Письменное задание a:
Представьте строки записей в виде JSON-списка строк, отводя каждой строке отдельный элемент списка и пропуская пустые. Начните со строки записей, содержащей «698, 577, 729]», и закончите строкой, содержащей «532, 372, 556]», включив обе.

Текстовый блок:
::::

Ясно прежде всего, что он найдет его несовершенным, раз чаяние будущего совершенства живет в его груди; но ясно также, что он признает это несовершенство не уныло безнадежным, подобно нигилисту, а ступенью к тому будущему совершенству. Итак, не самодовольное утверждение, но и не безотрадное отрицание. А что же? Отрицание добродушное: юмор. Наряду с героической трагедией поэзия жизни признает и за бытом право существования в драме, но он для нее – только сюжет комедии.
Так решает вопрос биологическая эстетика… Биологическая эстетика! Не правда ли, как странно, как непривычно звучит это сочетание? Ничего, успеем привыкнуть: она на очереди.
И тут мне приятно сослаться на замечательно верное слово одного почтенного биолога, юрьевского профессора Раубера: «Античная точка зрения и биологическая точка зрения, – говорит он, – тождественны». Действительно, на фоне только что продуманных нами мыслей получает особое значение тот факт, что античность знала трагедию только в виде героической трагедии, а быт в драме допускала только в виде бытовой комедии – другими словами, бытовая трагедия была древнему миру неизвестна. Этот поразительный факт не скрылся, конечно, от взора филологов, этих призванных истолкователей древнего мира, и вызвал у некоторых из них критику, очень напоминающую критику природы у самознаек наших детских анекдотов. В самом деле, почему античность не знала бытовой трагедии? Почему на дубах не растут тыквы?.. Особенно доставалось Еврипиду за то, что он, так страстно искавший новых путей, не додумался до создания бытовой трагедии, которой он с таким успехом мог бы заменить «отжившую» трагедию героического типа.
Нет. Для человека восходящей ветви – а таковые задавали тон в античной эстетике – поэзия освещалась светом идеала, горевшего в его груди; и при свете этого идеала окружавший быт мог казаться только смехотворным – но смехотворным в хорошем смысле, в смысле здорового, освобождающего смеха. Это не значит, что античный человек не мог относиться серьезно к своей среде – и очень даже мог он это. В политической, в общественной, в частной жизни – сколько угодно. Но не тогда, когда шумные голоса этой житейской суеты умолкали, когда сильнее разливался в груди свет чаяния и предварения, когда душою овладевало то настроение, в котором античный человек только и считал возможным творить или воспринимать драму.
Это – дионисическое настроение.
Глава 2. Дионисии
Конечно, ни для кого не будет новостью узнать, что у нас драма ставится безразлично и в будни и в праздники и воспринимается утомленным от работы и крепко придавленным к бытовой действительности духом, в то время как драма греков была редким сияющим видением на фоне праздника – праздника Диониса. Этим, однако, далеко не все сказано, хотя все же сказано очень многое.
Идея освободить театральные представления от тины будничности, окружить их атмосферой праздничности была осуществляема и в новейшие времена: вагнеровская драма в Байрейте, французская классическая трагедия в Оранже, «Вильгельм Телль» в Альтдорфе – сюда же относятся и мистерии в Обераммергау, праздник старинный, но все же лишь в XIX в. получивший свое всегерманское и всемирное значение. Во всех этих случаях, кроме последнего, античность была признанной вдохновительницей и руководительницей; и стоит ли подчеркивать, что во всех этих случаях, не исключая последнего, предметом заботы была героическая, а не бытовая трагедия? Связь этой последней с будничностью была этим окончательно подтверждена – косвенно и молча, но тем более убедительно.

::::

Материал задания:
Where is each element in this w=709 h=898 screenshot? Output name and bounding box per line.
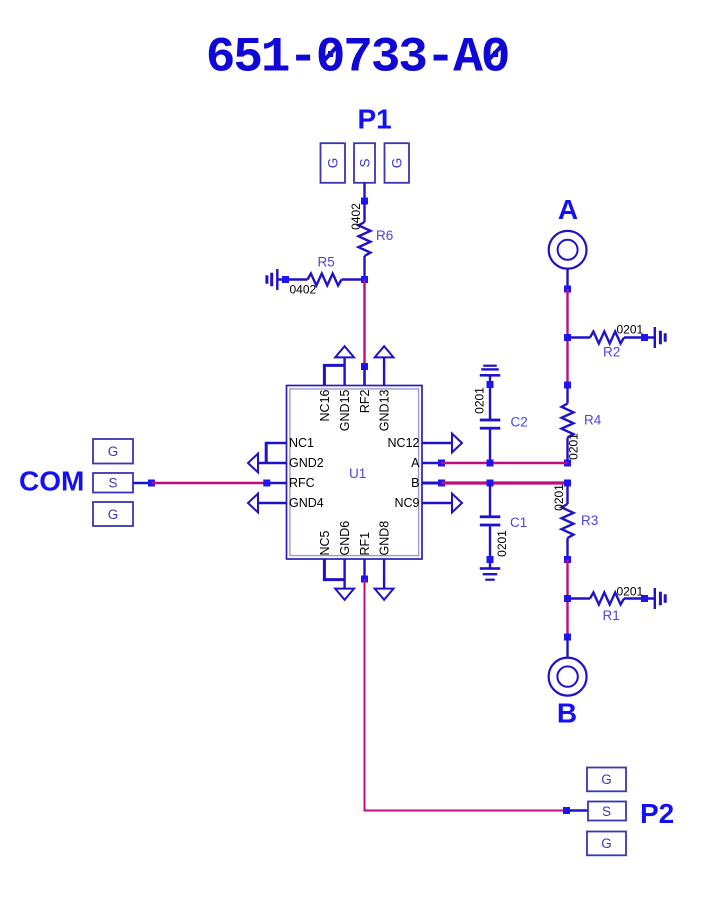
svg-text:B: B	[557, 698, 577, 729]
svg-text:G: G	[108, 507, 119, 522]
svg-text:G: G	[108, 444, 119, 459]
svg-text:GND4: GND4	[289, 496, 324, 510]
svg-text:G: G	[601, 772, 612, 787]
svg-text:0201: 0201	[617, 323, 644, 337]
svg-text:A: A	[558, 194, 578, 225]
svg-text:651-0733-A0: 651-0733-A0	[206, 30, 509, 86]
svg-text:P2: P2	[640, 798, 674, 829]
svg-text:NC9: NC9	[394, 496, 419, 510]
svg-text:GND8: GND8	[378, 521, 392, 556]
svg-text:RF2: RF2	[358, 389, 372, 413]
svg-text:RF1: RF1	[358, 532, 372, 556]
svg-text:R5: R5	[318, 255, 335, 270]
svg-text:G: G	[601, 836, 612, 851]
svg-text:A: A	[411, 456, 420, 470]
svg-text:NC5: NC5	[318, 530, 332, 555]
svg-text:G: G	[390, 158, 405, 169]
svg-text:0201: 0201	[617, 585, 644, 599]
svg-text:0201: 0201	[567, 433, 581, 460]
svg-text:0201: 0201	[552, 484, 566, 511]
svg-text:GND6: GND6	[338, 521, 352, 556]
svg-text:COM: COM	[19, 466, 84, 497]
svg-text:U1: U1	[349, 466, 366, 481]
svg-text:NC12: NC12	[388, 436, 420, 450]
svg-text:C1: C1	[510, 515, 527, 530]
svg-text:C2: C2	[511, 415, 528, 430]
svg-text:GND13: GND13	[378, 389, 392, 431]
svg-text:0402: 0402	[349, 203, 363, 230]
svg-text:GND15: GND15	[338, 389, 352, 431]
svg-text:R3: R3	[581, 513, 598, 528]
svg-text:RFC: RFC	[289, 476, 315, 490]
svg-text:S: S	[357, 158, 372, 167]
svg-text:R6: R6	[376, 228, 393, 243]
svg-text:R4: R4	[584, 413, 602, 428]
svg-text:B: B	[411, 476, 419, 490]
svg-text:R2: R2	[603, 345, 620, 360]
svg-text:NC16: NC16	[318, 389, 332, 421]
svg-text:R1: R1	[603, 608, 620, 623]
svg-text:NC1: NC1	[289, 436, 314, 450]
svg-text:GND2: GND2	[289, 456, 324, 470]
svg-text:S: S	[108, 476, 117, 491]
svg-text:P1: P1	[358, 104, 392, 135]
svg-text:0402: 0402	[290, 283, 317, 297]
svg-text:G: G	[326, 158, 341, 169]
svg-text:0201: 0201	[473, 387, 487, 414]
svg-text:0201: 0201	[495, 530, 509, 557]
svg-text:S: S	[602, 804, 611, 819]
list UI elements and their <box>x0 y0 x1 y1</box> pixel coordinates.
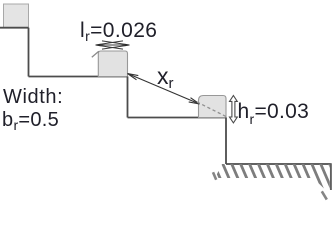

::::

Письменное задание b:
Напишите следующую часть текста о греческой драме и празднике Диониса, начав сразу после его последнего предложения.

Письменный ответ a:
[
  "svg-text:B: B\t[557, 698, 577, 729]",
  "svg-text:G: G\t[108, 507, 119, 522]",
  "svg-text:G: G\t[108, 444, 119, 459]",
  "svg-text:GND4: GND4\t[289, 496, 324, 510]",
  "svg-text:G: G\t[601, 772, 612, 787]",
  "svg-text:0201: 0201\t[617, 323, 644, 337]",
  "svg-text:A: A\t[558, 194, 578, 225]",
  "svg-text:651-0733-A0: 651-0733-A0\t[206, 30, 509, 86]",
  "svg-text:P2: P2\t[640, 798, 674, 829]",
  "svg-text:NC9: NC9\t[394, 496, 419, 510]",
  "svg-text:GND8: GND8\t[378, 521, 392, 556]",
  "svg-text:RF2: RF2\t[358, 389, 372, 413]",
  "svg-text:RF1: RF1\t[358, 532, 372, 556]"
]

Письменный ответ b:
И нельзя не признать, что преследуемая цель была в значительной степени достигнута. Вечером накануне торжества приезжает паломник в Байрейт: будничные заботы, обусловленные необходимостью приискать себе пристанище и устроиться в нем, оканчиваются в этот вечер. Затем утро – свободное, праздничное. Мы гуляем по тенистым аллеям байрейтского «Эрмитажа»; отправляемся в окрестности, куда так и манят чистые, обсаженные липами и тополями дороги; посещаем домик, где некогда жил и творил Жан Поль и откуда так и веет на нас, точно здоровым запахом свежего ржаного хлеба, духом старинного немецкого бюргерства. Злоба дня позабыта. Природа и история настраивают душу мирно и торжественно. Вот подошло и пополуденное время; пора собираться в театр, простой и строгий, одиноко возвышающийся над городом. Да, конечно, цель в значительной степени достигнута, гармония души с ожидаемой необычайностью видения заранее осуществлена.
Достигнут подъем.
И все же это еще не дионисическое настроение; это даже в известной мере нечто прямо противоположное ему. Да, я гулял по аллеям Эрмитажа, но я намеренно отыскивал самые уединенные тропинки и более всего боялся встречи со знакомыми: как-то чуяла душа, что достаточно одной такой встречи с ее неизбежными: «Ну, как вы устроились?», «Где вы обедаете?» и т. д. – и вся торжественность настроения пройдет. Нет, это не то. Не знаю, как назвать того бога, который завладел моей душой и наполнил ее чуткой, мечтательной негой; но им был не тот, кто, расплавляя огнем своего наития грани индивидуальности, соединяет своих верных в одну одинаково чувствующую и волящую личность, – не Дионис.
* * *
А теперь перенесем героическую трагедию с чужбины на родину.
Мы – в Афинах эпохи Перикла; месяц – Элафеболион, по-нашему март, полный расцвет южной весны. Мореходство только что открылось; пирейская гавань, эта «гостеприимнейшая гавань в мире», приняла в свои воды приезжие суда с золотыми изображениями их родных богов: рядом с Палладой афинской триеры красуется самосская Гера, эфесская Артемида и другие. И в самих Афинах заметно присутствие гостей; они, правда, разбрелись по домам своих «проксенов», но площади им не миновать, и единство обычного аттического говора приятно разнообразится пестротой бесчисленных местных наречий с преобладающей мягкостью ионийских. Тем живее у каждого природного афинянина желание показать приезжим город Паллады во всем его блеске.
Теперь, впрочем, не Паллада властвует в Афинах, а Дионис; наступление его царства возвестила взошедшая над городом первая четверть молодой луны. Она созвала на утро следующего дня всех граждан к древнему святилищу бога, что у театра. Обычай требует торжественного перенесения его кумира в это последнее здание, чтобы бог самолично был свидетелем празднеств в его честь. При соседстве храма с театром это – дело несложное; но именно поэтому тот же обычай предписал длинный и продолжительный обход: надлежало предварительно доставить бога из Афин в Академию, чтобы он там провел весь день, и уже с наступлением вечера вернуть его в Афины и водворить на место празднества. Эта Академия, тогда еще не освященная именем Платона, была рощей «героя» Академа, на расстоянии приблизительно полутора верст от городских ворот, которые однако находились приблизительно на таком же расстоянии от храма Диониса под юго-восточным склоном Акрополя.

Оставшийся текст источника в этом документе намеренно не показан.